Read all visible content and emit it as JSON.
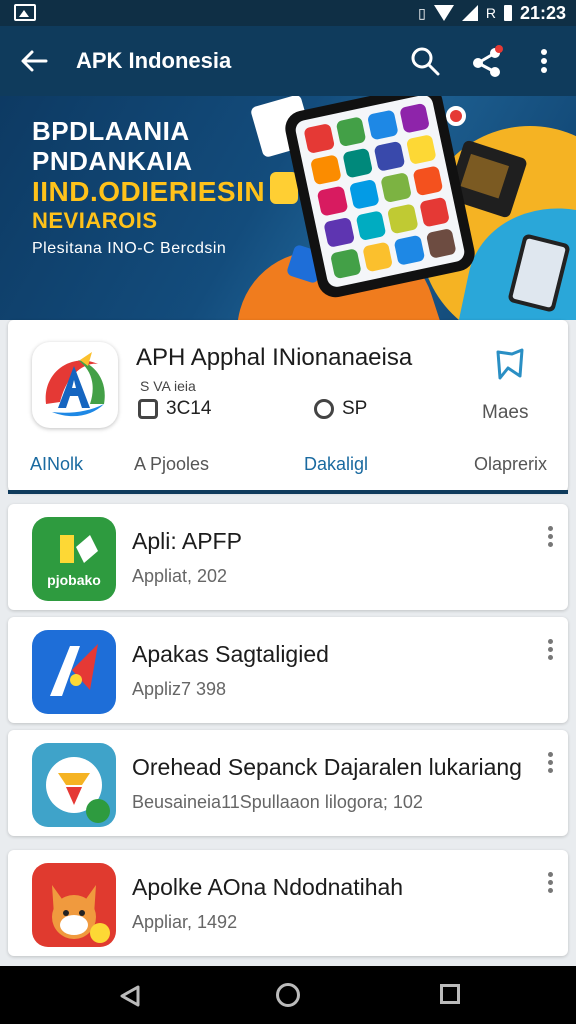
{
  "status_bar": {
    "time": "21:23",
    "vibrate_icon": "vibrate-icon",
    "data_icon": "R"
  },
  "app_bar": {
    "title": "APK Indonesia",
    "icons": [
      "back-arrow-icon",
      "search-icon",
      "share-icon",
      "more-vertical-icon"
    ]
  },
  "banner": {
    "lines": [
      "BPDLAANIA",
      "PNDANKAIA",
      "IIND.ODIERIESIN",
      "NEVIAROIS",
      "Plesitana INO-C Bercdsin"
    ]
  },
  "featured": {
    "name": "APH Apphal INionanaeisa",
    "sub": "S VA ieia",
    "rating": "3C14",
    "size": "SP",
    "bookmark_label": "Maes",
    "tabs": [
      "AINolk",
      "A Pjooles",
      "Dakaligl",
      "Olaprerix"
    ],
    "accent": "#1a6aa0"
  },
  "apps": [
    {
      "name": "Apli: APFP",
      "meta": "Appliat, 202",
      "icon_label": "pjobako",
      "icon_color": "#2e9b3f"
    },
    {
      "name": "Apakas Sagtaligied",
      "meta": "Appliz7 398",
      "icon_label": "",
      "icon_color": "#1e6ed8"
    },
    {
      "name": "Orehead Sepanck Dajaralen lukariang",
      "meta": "Beusaineia11Spullaaon lilogora; 102",
      "icon_label": "",
      "icon_color": "#3fa3c9"
    },
    {
      "name": "Apolke AOna Ndodnatihah",
      "meta": "Appliar, 1492",
      "icon_label": "",
      "icon_color": "#e03a2f"
    }
  ],
  "navigation": {
    "icons": [
      "nav-back-icon",
      "nav-home-icon",
      "nav-recents-icon"
    ]
  }
}
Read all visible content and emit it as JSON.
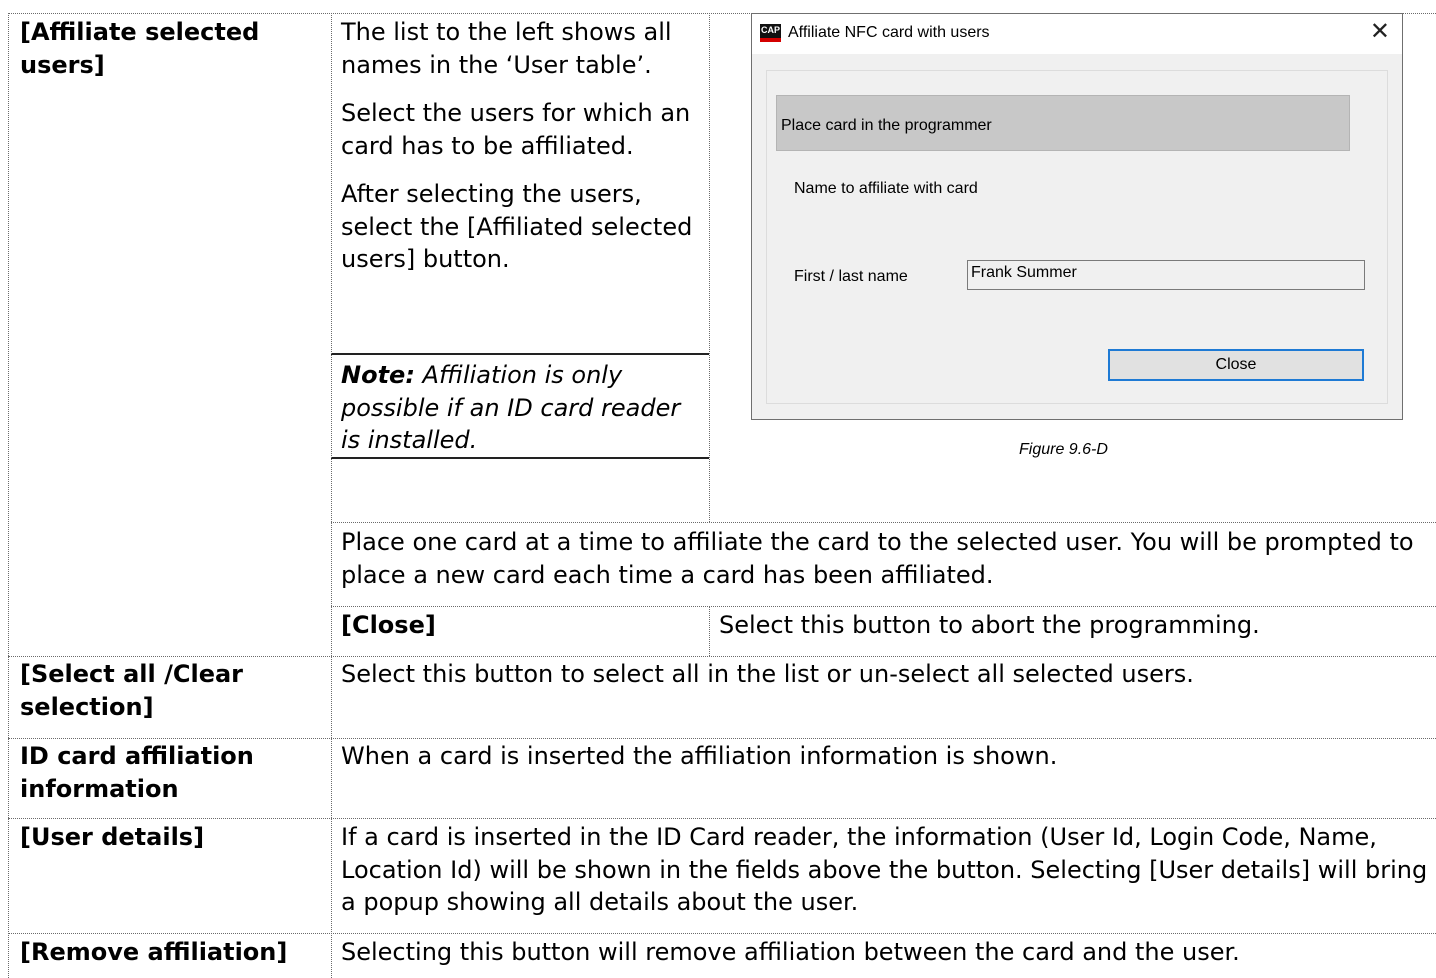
{
  "rows": {
    "affiliate": {
      "term": "[Affiliate selected users]",
      "desc_p1": "The list to the left shows all names in the ‘User table’.",
      "desc_p2": "Select the users for which an card has to be affiliated.",
      "desc_p3": "After selecting the users, select the [Affiliated selected users] button.",
      "note_label": "Note:",
      "note_text": " Affiliation is only possible if an ID card reader is installed.",
      "place_text": "Place one card at a time to affiliate the card to the selected user. You will be prompted to place a new card each time a card has been affiliated.",
      "sub_term": "[Close]",
      "sub_desc": "Select this button to abort the programming."
    },
    "select_all": {
      "term": "[Select all /Clear selection]",
      "desc": "Select this button to select all in the list or un-select all selected users."
    },
    "id_card": {
      "term": "ID card affiliation information",
      "desc": "When a card is inserted the affiliation information is shown."
    },
    "user_details": {
      "term": "[User details]",
      "desc": "If a card is inserted in the ID Card reader, the information (User Id, Login Code, Name, Location Id) will be shown in the fields above the button. Selecting [User details] will bring a popup showing all details about the user."
    },
    "remove": {
      "term": "[Remove affiliation]",
      "desc": "Selecting this button will remove affiliation between the card and the user."
    }
  },
  "dialog": {
    "logo_text": "CAP",
    "title": "Affiliate NFC card with users",
    "close_glyph": "✕",
    "banner": "Place card in the programmer",
    "section_label": "Name to affiliate with card",
    "name_label": "First / last name",
    "name_value": "Frank Summer",
    "close_button": "Close"
  },
  "figure_caption": "Figure 9.6-D"
}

-.-.-

• STATED GOAL: Write out each entry exactly as given, omitting any picture.

• REPLY:
Read all visible content and emit it as JSON.
{
  "status_bar": {
    "time": "21:23",
    "vibrate_icon": "vibrate-icon",
    "data_icon": "R"
  },
  "app_bar": {
    "title": "APK Indonesia",
    "icons": [
      "back-arrow-icon",
      "search-icon",
      "share-icon",
      "more-vertical-icon"
    ]
  },
  "banner": {
    "lines": [
      "BPDLAANIA",
      "PNDANKAIA",
      "IIND.ODIERIESIN",
      "NEVIAROIS",
      "Plesitana INO-C Bercdsin"
    ]
  },
  "featured": {
    "name": "APH Apphal INionanaeisa",
    "sub": "S VA ieia",
    "rating": "3C14",
    "size": "SP",
    "bookmark_label": "Maes",
    "tabs": [
      "AINolk",
      "A Pjooles",
      "Dakaligl",
      "Olaprerix"
    ],
    "accent": "#1a6aa0"
  },
  "apps": [
    {
      "name": "Apli: APFP",
      "meta": "Appliat, 202",
      "icon_label": "pjobako",
      "icon_color": "#2e9b3f"
    },
    {
      "name": "Apakas Sagtaligied",
      "meta": "Appliz7 398",
      "icon_label": "",
      "icon_color": "#1e6ed8"
    },
    {
      "name": "Orehead Sepanck Dajaralen lukariang",
      "meta": "Beusaineia11Spullaaon lilogora; 102",
      "icon_label": "",
      "icon_color": "#3fa3c9"
    },
    {
      "name": "Apolke AOna Ndodnatihah",
      "meta": "Appliar, 1492",
      "icon_label": "",
      "icon_color": "#e03a2f"
    }
  ],
  "navigation": {
    "icons": [
      "nav-back-icon",
      "nav-home-icon",
      "nav-recents-icon"
    ]
  }
}
Read all visible content and emit it as JSON.
{
  "rows": {
    "affiliate": {
      "term": "[Affiliate selected users]",
      "desc_p1": "The list to the left shows all names in the ‘User table’.",
      "desc_p2": "Select the users for which an card has to be affiliated.",
      "desc_p3": "After selecting the users, select the [Affiliated selected users] button.",
      "note_label": "Note:",
      "note_text": " Affiliation is only possible if an ID card reader is installed.",
      "place_text": "Place one card at a time to affiliate the card to the selected user. You will be prompted to place a new card each time a card has been affiliated.",
      "sub_term": "[Close]",
      "sub_desc": "Select this button to abort the programming."
    },
    "select_all": {
      "term": "[Select all /Clear selection]",
      "desc": "Select this button to select all in the list or un-select all selected users."
    },
    "id_card": {
      "term": "ID card affiliation information",
      "desc": "When a card is inserted the affiliation information is shown."
    },
    "user_details": {
      "term": "[User details]",
      "desc": "If a card is inserted in the ID Card reader, the information (User Id, Login Code, Name, Location Id) will be shown in the fields above the button. Selecting [User details] will bring a popup showing all details about the user."
    },
    "remove": {
      "term": "[Remove affiliation]",
      "desc": "Selecting this button will remove affiliation between the card and the user."
    }
  },
  "dialog": {
    "logo_text": "CAP",
    "title": "Affiliate NFC card with users",
    "close_glyph": "✕",
    "banner": "Place card in the programmer",
    "section_label": "Name to affiliate with card",
    "name_label": "First / last name",
    "name_value": "Frank Summer",
    "close_button": "Close"
  },
  "figure_caption": "Figure 9.6-D"
}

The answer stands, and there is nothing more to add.